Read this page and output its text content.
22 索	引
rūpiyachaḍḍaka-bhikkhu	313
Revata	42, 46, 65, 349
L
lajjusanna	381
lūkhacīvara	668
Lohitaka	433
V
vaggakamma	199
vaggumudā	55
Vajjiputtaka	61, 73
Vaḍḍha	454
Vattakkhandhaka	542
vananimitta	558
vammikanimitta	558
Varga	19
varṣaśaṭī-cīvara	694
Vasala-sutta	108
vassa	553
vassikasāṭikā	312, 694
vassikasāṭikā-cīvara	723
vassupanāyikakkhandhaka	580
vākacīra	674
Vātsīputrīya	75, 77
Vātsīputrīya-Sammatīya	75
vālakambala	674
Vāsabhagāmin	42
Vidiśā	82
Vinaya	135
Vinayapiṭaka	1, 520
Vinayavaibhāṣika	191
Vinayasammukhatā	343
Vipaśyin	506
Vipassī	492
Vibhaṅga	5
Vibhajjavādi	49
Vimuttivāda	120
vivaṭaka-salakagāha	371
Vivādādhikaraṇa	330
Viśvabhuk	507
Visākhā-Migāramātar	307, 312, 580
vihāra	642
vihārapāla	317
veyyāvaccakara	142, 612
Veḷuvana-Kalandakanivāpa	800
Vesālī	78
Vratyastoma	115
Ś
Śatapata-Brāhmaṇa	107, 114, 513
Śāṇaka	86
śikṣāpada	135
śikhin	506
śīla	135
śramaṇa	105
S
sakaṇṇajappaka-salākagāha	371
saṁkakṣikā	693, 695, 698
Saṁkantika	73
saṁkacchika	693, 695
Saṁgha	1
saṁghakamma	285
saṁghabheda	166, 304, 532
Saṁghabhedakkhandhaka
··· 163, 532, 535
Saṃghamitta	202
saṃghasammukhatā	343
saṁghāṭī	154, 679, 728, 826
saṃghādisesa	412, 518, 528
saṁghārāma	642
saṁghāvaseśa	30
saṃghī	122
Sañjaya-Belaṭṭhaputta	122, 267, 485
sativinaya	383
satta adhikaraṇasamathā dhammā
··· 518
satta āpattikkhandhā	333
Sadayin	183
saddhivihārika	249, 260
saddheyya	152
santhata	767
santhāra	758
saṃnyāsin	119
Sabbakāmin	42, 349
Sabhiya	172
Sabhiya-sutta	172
------------
Repeat the lines above exactly.

Read this page and output its text content.
22 索	引
rūpiyachaḍḍaka-bhikkhu	313
Revata	42, 46, 65, 349
L
lajjusanna	381
lūkhacīvara	668
Lohitaka	433
V
vaggakamma	199
vaggumudā	55
Vajjiputtaka	61, 73
Vaḍḍha	454
Vattakkhandhaka	542
vananimitta	558
vammikanimitta	558
Varga	19
varṣaśaṭī-cīvara	694
Vasala-sutta	108
vassa	553
vassikasāṭikā	312, 694
vassikasāṭikā-cīvara	723
vassupanāyikakkhandhaka	580
vākacīra	674
Vātsīputrīya	75, 77
Vātsīputrīya-Sammatīya	75
vālakambala	674
Vāsabhagāmin	42
Vidiśā	82
Vinaya	135
Vinayapiṭaka	1, 520
Vinayavaibhāṣika	191
Vinayasammukhatā	343
Vipaśyin	506
Vipassī	492
Vibhaṅga	5
Vibhajjavādi	49
Vimuttivāda	120
vivaṭaka-salakagāha	371
Vivādādhikaraṇa	330
Viśvabhuk	507
Visākhā-Migāramātar	307, 312, 580
vihāra	642
vihārapāla	317
veyyāvaccakara	142, 612
Veḷuvana-Kalandakanivāpa	800
Vesālī	78
Vratyastoma	115
Ś
Śatapata-Brāhmaṇa	107, 114, 513
Śāṇaka	86
śikṣāpada	135
śikhin	506
śīla	135
śramaṇa	105
S
sakaṇṇajappaka-salākagāha	371
saṁkakṣikā	693, 695, 698
Saṁkantika	73
saṁkacchika	693, 695
Saṁgha	1
saṁghakamma	285
saṁghabheda	166, 304, 532
Saṁghabhedakkhandhaka
··· 163, 532, 535
Saṃghamitta	202
saṃghasammukhatā	343
saṁghāṭī	154, 679, 728, 826
saṃghādisesa	412, 518, 528
saṁghārāma	642
saṁghāvaseśa	30
saṃghī	122
Sañjaya-Belaṭṭhaputta	122, 267, 485
sativinaya	383
satta adhikaraṇasamathā dhammā
··· 518
satta āpattikkhandhā	333
Sadayin	183
saddhivihārika	249, 260
saddheyya	152
santhata	767
santhāra	758
saṃnyāsin	119
Sabbakāmin	42, 349
Sabhiya	172
Sabhiya-sutta	172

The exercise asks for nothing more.